─── MATERIAL FOR THE TASK

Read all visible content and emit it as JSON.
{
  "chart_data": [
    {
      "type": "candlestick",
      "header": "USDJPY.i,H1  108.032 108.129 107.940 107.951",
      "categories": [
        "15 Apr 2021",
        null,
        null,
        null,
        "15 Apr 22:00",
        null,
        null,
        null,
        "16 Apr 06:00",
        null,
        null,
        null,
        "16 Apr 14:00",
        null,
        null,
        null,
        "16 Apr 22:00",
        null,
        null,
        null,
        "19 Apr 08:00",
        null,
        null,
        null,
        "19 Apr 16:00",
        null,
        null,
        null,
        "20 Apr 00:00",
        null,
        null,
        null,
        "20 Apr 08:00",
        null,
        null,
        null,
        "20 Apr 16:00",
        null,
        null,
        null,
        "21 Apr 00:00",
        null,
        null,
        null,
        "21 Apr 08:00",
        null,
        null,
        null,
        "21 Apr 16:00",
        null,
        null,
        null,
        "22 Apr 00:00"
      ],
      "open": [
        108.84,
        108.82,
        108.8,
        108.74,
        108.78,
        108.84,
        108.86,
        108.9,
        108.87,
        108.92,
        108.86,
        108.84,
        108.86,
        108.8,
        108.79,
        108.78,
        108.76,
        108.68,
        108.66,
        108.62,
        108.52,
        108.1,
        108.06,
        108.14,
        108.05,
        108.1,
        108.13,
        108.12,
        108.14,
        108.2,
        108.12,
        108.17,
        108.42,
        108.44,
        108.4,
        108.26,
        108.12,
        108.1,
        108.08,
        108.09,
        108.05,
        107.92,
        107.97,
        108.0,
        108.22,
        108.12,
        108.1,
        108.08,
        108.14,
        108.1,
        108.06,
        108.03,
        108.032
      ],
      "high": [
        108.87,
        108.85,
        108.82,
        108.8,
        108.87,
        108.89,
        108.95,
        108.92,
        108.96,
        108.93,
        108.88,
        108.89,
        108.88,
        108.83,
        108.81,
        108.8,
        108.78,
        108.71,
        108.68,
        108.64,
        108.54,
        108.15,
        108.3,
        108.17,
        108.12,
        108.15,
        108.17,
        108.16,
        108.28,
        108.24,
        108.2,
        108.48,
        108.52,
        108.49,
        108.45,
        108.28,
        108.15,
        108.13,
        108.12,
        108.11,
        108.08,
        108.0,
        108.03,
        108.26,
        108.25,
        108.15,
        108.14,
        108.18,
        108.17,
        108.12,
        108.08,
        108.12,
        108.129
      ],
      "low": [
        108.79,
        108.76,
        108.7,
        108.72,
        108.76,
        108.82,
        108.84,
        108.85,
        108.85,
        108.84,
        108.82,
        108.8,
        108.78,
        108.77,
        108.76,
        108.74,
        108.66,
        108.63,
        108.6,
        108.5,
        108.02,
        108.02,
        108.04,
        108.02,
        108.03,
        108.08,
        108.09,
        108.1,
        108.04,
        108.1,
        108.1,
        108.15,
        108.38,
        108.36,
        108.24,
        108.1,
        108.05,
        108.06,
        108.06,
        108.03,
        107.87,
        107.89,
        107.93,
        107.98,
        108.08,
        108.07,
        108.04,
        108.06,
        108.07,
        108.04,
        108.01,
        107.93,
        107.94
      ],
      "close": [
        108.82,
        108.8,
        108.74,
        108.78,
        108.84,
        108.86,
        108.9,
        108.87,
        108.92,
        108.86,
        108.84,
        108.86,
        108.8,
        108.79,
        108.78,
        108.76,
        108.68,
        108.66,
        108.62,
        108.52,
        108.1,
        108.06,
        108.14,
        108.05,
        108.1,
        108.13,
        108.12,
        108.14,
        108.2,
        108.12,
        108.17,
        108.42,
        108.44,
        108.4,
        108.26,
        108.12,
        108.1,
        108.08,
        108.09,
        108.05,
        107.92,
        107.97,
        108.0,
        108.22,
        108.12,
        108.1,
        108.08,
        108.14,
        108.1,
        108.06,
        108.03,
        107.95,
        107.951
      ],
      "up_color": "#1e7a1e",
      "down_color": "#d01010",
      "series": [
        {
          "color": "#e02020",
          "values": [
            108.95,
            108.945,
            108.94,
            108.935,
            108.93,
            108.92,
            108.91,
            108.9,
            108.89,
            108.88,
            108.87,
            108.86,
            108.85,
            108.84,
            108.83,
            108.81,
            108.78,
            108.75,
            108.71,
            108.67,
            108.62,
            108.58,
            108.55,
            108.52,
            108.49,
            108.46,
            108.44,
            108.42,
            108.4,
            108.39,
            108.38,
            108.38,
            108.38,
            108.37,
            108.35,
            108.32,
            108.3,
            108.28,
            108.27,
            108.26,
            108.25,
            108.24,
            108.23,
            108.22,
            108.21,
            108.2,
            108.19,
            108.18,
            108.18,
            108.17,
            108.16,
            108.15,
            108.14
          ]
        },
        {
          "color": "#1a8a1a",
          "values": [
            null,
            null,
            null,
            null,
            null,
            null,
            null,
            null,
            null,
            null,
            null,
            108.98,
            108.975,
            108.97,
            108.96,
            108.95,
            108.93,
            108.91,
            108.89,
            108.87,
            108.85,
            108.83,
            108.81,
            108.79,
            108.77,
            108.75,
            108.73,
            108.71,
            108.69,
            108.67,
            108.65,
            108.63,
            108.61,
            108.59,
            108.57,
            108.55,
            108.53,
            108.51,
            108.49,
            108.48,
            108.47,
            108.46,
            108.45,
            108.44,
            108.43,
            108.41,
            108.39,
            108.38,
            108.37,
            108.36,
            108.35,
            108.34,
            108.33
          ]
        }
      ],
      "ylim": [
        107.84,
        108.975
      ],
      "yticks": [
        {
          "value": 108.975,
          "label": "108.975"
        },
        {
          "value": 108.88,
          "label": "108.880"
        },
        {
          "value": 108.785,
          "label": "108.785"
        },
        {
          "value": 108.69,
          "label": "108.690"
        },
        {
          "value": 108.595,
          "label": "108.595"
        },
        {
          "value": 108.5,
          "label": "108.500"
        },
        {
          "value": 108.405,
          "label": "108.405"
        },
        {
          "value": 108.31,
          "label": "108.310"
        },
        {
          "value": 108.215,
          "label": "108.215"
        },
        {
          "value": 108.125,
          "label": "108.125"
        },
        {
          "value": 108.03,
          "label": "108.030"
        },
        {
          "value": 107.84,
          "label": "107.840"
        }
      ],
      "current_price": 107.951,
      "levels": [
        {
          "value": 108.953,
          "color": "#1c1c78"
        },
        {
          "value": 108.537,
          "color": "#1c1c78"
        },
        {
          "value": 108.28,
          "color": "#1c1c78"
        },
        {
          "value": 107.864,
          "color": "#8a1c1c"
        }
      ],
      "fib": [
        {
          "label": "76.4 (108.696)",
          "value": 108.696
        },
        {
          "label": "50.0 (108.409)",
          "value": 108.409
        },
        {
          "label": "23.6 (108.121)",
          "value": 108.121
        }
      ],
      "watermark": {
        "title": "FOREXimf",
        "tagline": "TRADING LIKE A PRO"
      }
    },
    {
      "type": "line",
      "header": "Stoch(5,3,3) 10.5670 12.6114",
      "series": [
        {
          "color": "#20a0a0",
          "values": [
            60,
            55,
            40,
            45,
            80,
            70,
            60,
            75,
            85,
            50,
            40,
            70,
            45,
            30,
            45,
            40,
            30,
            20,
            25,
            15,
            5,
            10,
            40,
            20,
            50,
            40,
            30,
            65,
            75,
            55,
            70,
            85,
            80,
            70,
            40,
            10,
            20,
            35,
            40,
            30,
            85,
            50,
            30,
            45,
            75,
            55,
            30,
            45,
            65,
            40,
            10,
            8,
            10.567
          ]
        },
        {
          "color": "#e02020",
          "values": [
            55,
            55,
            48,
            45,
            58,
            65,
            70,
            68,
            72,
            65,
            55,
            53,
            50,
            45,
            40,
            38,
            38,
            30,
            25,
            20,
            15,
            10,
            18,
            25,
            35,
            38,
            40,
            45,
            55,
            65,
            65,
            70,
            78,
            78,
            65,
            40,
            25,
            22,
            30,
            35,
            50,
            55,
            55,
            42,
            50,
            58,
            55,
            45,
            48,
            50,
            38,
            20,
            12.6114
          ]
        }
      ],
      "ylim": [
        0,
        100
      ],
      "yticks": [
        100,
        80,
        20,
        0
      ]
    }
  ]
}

──────

-- REQUIRED TASK --
What is the number of lines above that contain the string "header"? Answer with the number alone.

-- COMPLETED TASK --
2